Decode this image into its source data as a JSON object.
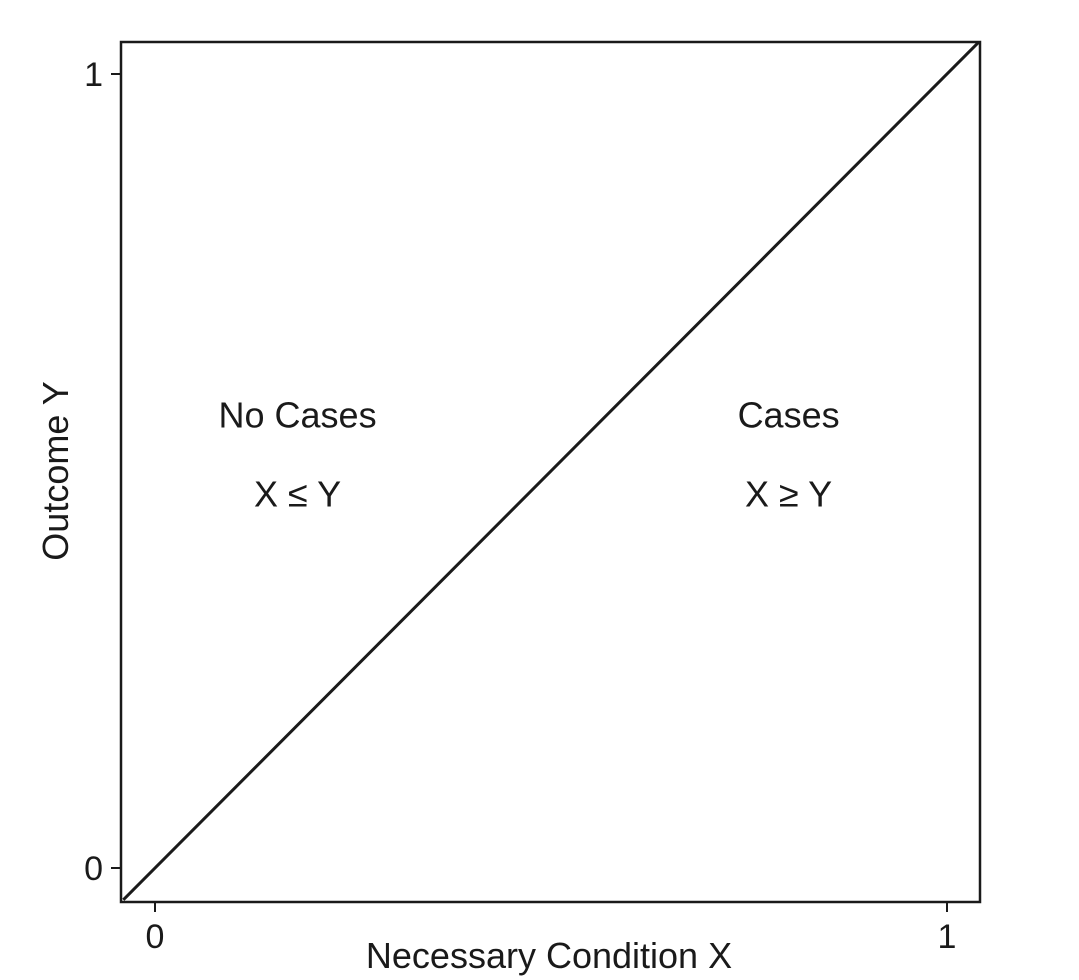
{
  "chart_data": {
    "type": "line",
    "title": "",
    "xlabel": "Necessary Condition X",
    "ylabel": "Outcome Y",
    "xlim": [
      0,
      1
    ],
    "ylim": [
      0,
      1
    ],
    "x_ticks": [
      {
        "value": 0,
        "label": "0"
      },
      {
        "value": 1,
        "label": "1"
      }
    ],
    "y_ticks": [
      {
        "value": 0,
        "label": "0"
      },
      {
        "value": 1,
        "label": "1"
      }
    ],
    "grid": false,
    "legend": "none",
    "series": [
      {
        "x": [
          -0.04,
          1.04
        ],
        "y": [
          -0.04,
          1.04
        ],
        "color": "#1a1a1a"
      }
    ],
    "annotations": [
      {
        "text": "No Cases",
        "x": 0.18,
        "y": 0.555
      },
      {
        "text": "X ≤ Y",
        "x": 0.18,
        "y": 0.455
      },
      {
        "text": "Cases",
        "x": 0.8,
        "y": 0.555
      },
      {
        "text": "X ≥ Y",
        "x": 0.8,
        "y": 0.455
      }
    ]
  }
}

> _Given request_: Copy each line of the preceding data that contains the string "text".

> _Complete output_:
        "text": "No Cases",
        "text": "X ≤ Y",
        "text": "Cases",
        "text": "X ≥ Y",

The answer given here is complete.